#### YOUR TASK:
What is the number of lines in the entries below that include the word "율리안나"? Provide the number only.

--- START ---

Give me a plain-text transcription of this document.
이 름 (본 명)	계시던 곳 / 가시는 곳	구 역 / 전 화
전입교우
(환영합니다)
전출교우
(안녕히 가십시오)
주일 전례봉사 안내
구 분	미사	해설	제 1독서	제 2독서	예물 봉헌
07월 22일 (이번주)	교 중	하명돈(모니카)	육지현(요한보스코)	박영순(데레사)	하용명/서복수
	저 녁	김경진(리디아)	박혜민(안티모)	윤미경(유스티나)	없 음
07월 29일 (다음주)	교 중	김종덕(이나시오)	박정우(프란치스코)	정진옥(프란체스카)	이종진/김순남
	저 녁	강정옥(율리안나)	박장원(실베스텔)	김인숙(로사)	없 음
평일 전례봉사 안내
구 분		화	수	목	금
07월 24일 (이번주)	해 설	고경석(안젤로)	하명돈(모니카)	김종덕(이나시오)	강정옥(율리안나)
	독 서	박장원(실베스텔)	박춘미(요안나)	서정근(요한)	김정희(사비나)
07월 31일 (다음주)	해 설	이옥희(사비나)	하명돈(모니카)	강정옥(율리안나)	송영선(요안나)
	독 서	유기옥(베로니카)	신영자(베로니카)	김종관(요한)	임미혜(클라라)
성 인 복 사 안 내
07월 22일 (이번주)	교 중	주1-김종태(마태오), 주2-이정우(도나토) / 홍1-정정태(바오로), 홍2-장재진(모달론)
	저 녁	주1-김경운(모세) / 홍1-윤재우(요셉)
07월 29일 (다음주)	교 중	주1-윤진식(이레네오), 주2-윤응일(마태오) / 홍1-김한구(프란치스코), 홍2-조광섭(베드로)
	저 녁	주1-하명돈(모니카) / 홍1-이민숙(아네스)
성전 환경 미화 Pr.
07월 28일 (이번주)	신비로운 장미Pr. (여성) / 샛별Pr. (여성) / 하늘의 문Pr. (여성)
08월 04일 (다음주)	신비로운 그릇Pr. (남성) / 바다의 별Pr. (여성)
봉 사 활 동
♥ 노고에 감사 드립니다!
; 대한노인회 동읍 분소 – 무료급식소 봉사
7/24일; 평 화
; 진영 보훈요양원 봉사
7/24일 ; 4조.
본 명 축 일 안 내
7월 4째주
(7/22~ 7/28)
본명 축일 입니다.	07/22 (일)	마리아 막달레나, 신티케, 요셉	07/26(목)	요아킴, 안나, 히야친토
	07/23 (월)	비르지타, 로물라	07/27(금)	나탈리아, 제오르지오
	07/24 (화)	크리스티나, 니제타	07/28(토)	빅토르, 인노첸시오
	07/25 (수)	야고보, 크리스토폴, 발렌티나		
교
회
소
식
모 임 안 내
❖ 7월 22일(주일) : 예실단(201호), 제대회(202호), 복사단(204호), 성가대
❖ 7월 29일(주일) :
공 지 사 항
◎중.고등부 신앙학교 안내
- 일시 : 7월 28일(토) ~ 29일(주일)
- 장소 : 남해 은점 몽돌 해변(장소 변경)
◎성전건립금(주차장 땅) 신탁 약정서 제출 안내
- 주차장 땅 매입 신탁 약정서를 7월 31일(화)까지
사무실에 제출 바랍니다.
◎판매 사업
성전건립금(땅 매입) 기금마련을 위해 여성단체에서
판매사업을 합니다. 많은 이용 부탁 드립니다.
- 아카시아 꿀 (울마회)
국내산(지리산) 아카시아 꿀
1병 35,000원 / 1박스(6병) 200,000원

--- END ---

#### RESULT:
3